_Exercise goal_. For each line below that includes the word "التي", make a copy.

[start]

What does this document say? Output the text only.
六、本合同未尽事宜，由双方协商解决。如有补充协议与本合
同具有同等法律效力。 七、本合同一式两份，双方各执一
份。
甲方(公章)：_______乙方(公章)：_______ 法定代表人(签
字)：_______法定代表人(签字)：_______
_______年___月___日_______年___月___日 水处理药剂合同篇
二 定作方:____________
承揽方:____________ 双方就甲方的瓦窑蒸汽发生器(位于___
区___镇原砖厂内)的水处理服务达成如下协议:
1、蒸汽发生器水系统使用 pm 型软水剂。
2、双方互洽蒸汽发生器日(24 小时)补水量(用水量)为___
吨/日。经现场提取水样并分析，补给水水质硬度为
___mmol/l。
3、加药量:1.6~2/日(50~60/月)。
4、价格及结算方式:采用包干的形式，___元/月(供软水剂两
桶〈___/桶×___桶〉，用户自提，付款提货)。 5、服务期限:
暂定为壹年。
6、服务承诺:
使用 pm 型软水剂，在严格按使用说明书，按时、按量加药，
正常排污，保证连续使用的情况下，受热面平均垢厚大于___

[end]
[start]

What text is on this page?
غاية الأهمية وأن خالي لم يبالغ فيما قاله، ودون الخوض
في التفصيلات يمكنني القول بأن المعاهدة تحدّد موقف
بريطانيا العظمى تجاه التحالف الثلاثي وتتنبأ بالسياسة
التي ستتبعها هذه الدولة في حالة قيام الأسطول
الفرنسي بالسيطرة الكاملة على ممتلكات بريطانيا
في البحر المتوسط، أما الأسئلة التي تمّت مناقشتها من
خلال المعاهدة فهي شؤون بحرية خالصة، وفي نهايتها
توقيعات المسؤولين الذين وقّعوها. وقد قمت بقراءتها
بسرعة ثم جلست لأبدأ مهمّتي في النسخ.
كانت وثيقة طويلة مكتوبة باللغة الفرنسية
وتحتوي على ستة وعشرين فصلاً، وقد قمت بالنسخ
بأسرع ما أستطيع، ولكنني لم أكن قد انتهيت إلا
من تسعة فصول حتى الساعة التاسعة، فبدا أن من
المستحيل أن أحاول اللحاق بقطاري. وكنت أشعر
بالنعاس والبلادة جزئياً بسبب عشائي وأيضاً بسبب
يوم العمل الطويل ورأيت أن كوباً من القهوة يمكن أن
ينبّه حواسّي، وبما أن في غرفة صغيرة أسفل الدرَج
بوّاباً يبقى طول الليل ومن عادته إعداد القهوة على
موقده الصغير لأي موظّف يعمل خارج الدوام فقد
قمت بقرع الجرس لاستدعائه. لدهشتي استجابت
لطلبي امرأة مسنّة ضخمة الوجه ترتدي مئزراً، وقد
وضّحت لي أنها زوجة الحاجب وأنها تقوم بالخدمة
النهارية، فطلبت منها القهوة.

[end]

_Answer for this exercise_.
التي ستتبعها هذه الدولة في حالة قيام الأسطول
في البحر المتوسط، أما الأسئلة التي تمّت مناقشتها من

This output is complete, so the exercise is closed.